── EXCERPTED RECORDS ──
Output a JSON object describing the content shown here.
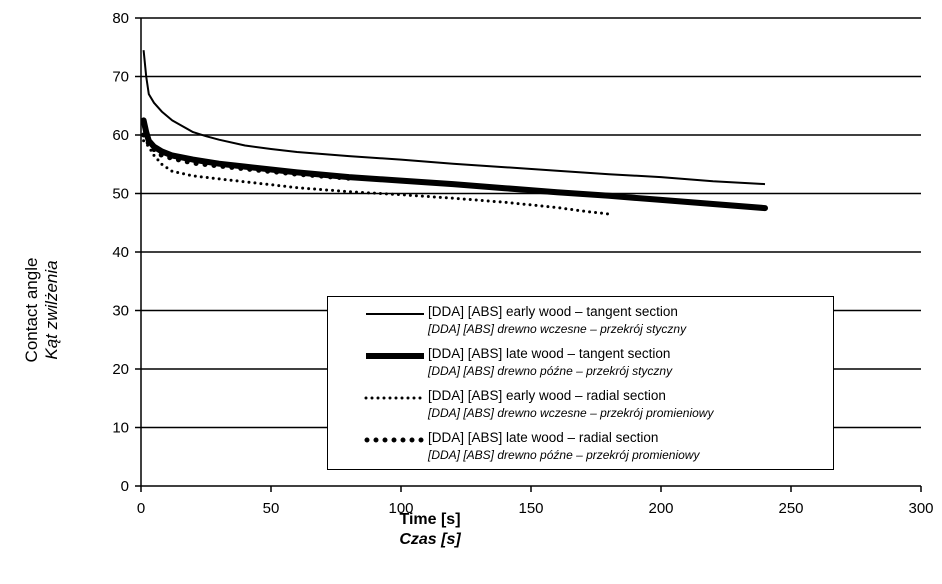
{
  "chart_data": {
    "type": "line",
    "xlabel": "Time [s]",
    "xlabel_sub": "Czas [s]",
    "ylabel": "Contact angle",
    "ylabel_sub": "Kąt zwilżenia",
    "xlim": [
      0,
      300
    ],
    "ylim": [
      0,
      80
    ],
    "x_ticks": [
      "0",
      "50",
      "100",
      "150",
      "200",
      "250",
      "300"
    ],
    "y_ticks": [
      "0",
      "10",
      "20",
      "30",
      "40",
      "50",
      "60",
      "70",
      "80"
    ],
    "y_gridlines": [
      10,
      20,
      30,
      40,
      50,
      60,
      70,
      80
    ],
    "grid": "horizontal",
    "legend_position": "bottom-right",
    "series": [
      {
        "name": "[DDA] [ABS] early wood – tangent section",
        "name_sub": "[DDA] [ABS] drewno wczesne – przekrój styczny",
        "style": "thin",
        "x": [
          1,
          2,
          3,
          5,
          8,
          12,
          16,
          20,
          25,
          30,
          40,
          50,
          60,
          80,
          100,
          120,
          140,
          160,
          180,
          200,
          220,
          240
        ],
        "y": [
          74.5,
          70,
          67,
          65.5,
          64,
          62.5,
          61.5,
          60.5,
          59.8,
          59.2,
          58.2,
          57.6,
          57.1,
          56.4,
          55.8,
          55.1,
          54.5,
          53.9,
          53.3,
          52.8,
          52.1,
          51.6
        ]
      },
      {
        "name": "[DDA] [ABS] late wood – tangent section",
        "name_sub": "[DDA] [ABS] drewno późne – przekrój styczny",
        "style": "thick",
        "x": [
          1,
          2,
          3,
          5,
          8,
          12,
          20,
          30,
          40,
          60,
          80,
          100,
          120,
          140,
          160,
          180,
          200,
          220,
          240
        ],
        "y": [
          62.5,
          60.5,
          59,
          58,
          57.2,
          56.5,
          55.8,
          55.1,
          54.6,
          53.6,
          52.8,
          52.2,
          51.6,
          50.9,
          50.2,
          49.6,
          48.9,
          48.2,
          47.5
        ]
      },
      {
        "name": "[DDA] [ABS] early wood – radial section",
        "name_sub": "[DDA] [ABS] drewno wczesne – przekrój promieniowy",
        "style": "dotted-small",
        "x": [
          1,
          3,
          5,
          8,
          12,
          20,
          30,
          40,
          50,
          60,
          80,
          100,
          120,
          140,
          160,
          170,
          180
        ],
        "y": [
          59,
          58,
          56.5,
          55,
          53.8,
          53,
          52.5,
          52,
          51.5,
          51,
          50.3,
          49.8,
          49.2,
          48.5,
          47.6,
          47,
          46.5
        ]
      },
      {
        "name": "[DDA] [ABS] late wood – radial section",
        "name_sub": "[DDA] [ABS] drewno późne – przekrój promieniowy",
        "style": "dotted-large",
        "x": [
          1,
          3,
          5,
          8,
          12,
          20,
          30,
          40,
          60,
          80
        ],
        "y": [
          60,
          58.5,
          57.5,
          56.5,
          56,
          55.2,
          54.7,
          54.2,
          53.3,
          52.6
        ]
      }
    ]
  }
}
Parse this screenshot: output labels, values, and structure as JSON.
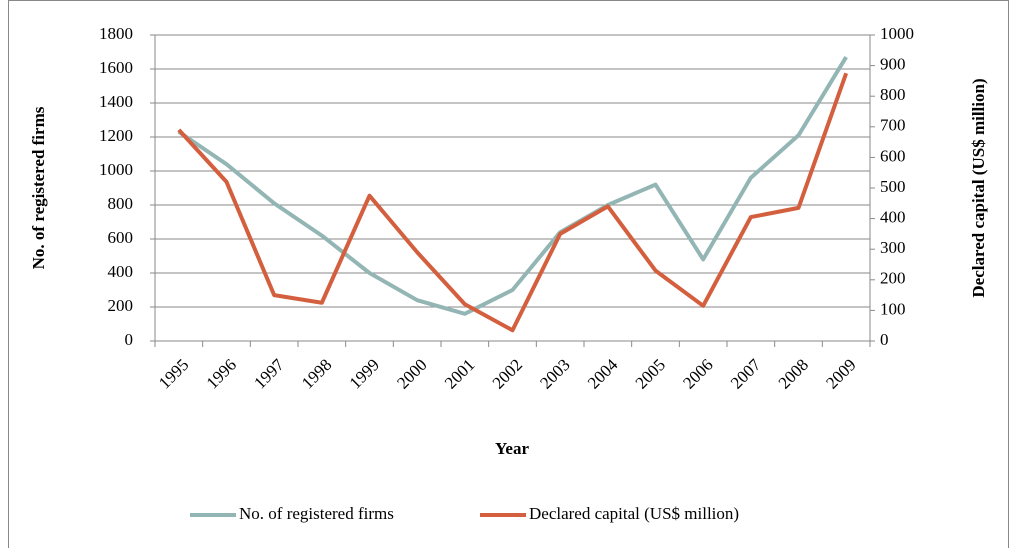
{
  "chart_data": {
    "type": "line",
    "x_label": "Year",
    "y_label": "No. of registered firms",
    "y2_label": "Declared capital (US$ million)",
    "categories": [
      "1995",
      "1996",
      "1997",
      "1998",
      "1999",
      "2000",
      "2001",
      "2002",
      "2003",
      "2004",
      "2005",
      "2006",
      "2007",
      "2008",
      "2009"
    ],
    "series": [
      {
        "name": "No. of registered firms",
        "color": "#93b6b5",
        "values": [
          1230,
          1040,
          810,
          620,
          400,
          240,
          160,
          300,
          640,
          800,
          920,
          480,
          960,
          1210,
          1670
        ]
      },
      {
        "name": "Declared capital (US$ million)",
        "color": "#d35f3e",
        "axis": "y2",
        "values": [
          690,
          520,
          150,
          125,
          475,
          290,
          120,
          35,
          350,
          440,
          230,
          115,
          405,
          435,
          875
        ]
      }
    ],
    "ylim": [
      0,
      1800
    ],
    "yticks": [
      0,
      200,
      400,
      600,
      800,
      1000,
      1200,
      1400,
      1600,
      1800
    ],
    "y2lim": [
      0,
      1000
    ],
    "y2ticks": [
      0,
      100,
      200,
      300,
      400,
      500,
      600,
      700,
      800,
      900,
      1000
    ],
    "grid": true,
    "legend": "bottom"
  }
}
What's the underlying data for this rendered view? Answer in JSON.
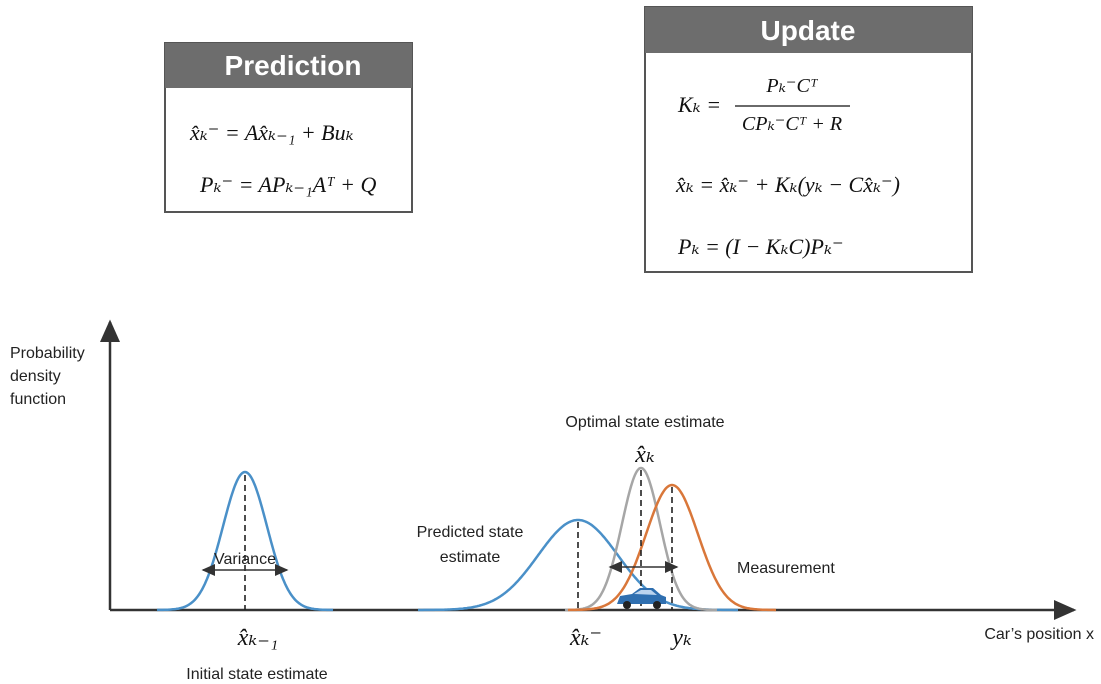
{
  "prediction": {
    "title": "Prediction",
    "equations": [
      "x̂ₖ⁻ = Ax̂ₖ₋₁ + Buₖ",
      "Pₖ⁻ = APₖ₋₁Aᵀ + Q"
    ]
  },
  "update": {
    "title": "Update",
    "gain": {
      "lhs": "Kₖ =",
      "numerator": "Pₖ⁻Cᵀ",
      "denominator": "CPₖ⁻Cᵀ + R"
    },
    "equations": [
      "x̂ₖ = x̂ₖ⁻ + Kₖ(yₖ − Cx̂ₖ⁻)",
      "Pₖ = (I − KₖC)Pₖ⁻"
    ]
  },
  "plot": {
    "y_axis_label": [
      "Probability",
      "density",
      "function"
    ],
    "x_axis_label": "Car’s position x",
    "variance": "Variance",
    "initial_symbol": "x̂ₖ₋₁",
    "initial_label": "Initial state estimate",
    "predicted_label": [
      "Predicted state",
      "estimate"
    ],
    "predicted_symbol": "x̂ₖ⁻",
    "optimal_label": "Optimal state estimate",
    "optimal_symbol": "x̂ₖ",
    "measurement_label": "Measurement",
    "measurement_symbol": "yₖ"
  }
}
───
── EXCERPTED RECORDS ──
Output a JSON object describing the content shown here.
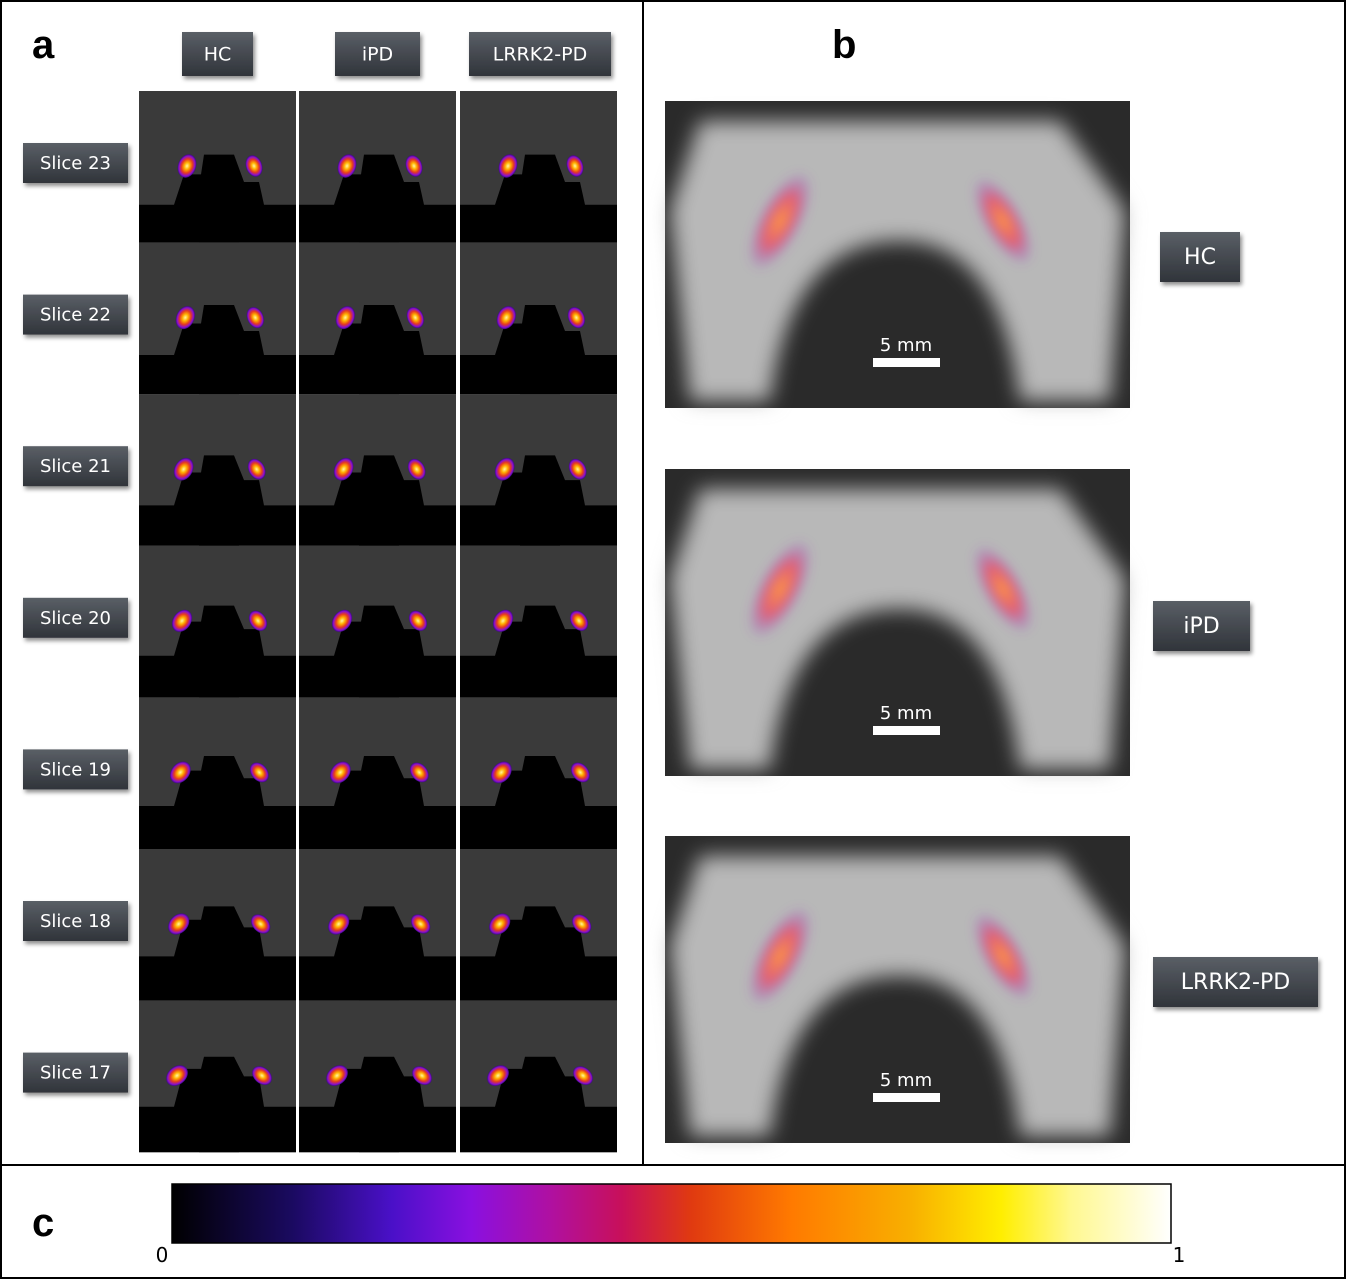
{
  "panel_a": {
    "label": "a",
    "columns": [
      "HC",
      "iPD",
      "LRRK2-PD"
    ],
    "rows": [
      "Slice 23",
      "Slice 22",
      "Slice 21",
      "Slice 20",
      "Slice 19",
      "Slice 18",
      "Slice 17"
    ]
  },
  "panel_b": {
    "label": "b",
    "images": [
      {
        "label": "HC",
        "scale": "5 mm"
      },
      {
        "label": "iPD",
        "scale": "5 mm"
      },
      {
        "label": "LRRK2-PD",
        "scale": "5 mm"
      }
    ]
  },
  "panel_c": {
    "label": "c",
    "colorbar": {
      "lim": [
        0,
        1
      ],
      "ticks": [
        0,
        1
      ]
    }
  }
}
───
── EXCERPTED RECORDS ──
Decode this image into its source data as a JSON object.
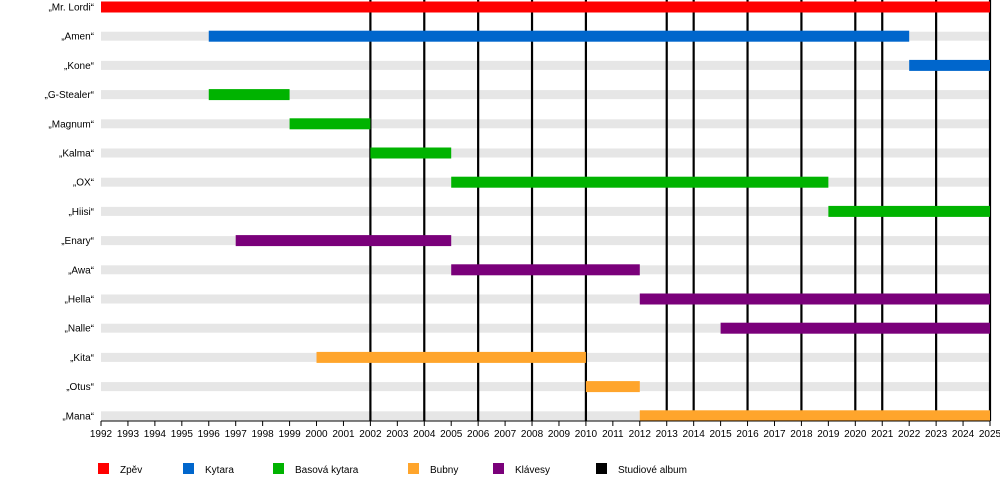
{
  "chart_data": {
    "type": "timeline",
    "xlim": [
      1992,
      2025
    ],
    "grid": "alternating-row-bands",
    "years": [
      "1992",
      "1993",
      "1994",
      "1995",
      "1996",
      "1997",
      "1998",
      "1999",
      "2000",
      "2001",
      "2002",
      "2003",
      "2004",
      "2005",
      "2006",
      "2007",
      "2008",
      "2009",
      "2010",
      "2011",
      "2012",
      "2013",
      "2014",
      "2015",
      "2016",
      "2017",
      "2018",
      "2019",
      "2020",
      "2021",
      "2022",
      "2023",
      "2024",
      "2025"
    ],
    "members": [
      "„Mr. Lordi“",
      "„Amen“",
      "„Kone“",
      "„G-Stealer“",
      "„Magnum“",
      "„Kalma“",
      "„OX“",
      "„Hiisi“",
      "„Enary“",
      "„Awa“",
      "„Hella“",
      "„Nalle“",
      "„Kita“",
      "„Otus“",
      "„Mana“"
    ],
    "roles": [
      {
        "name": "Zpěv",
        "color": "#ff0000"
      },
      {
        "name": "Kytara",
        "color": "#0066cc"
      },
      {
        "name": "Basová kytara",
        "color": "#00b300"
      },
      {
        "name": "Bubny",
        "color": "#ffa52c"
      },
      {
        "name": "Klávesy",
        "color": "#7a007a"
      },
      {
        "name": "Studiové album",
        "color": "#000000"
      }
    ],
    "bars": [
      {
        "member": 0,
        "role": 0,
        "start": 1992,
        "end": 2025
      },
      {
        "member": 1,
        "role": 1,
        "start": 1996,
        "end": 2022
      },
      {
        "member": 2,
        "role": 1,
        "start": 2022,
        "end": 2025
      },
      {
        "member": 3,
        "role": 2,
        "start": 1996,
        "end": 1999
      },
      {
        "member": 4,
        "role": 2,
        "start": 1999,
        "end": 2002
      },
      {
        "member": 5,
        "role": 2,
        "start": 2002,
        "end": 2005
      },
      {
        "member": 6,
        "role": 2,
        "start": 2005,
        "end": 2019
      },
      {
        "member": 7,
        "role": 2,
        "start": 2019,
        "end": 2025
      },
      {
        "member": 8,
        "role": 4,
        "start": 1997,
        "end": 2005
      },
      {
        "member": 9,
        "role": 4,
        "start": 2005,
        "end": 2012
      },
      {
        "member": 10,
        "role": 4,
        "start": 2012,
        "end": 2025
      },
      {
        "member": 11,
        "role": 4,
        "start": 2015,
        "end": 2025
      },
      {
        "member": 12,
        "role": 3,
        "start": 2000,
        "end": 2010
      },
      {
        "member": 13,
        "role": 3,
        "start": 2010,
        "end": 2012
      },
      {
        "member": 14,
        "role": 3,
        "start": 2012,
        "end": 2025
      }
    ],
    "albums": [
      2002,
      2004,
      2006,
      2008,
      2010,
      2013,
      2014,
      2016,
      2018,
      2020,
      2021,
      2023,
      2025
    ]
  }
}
───
STATED EXERCISE:
Find how many lines in the listing hold "promieniowy", and reply with that number only.

SOLUTION FOR THIS PROBLEM:
2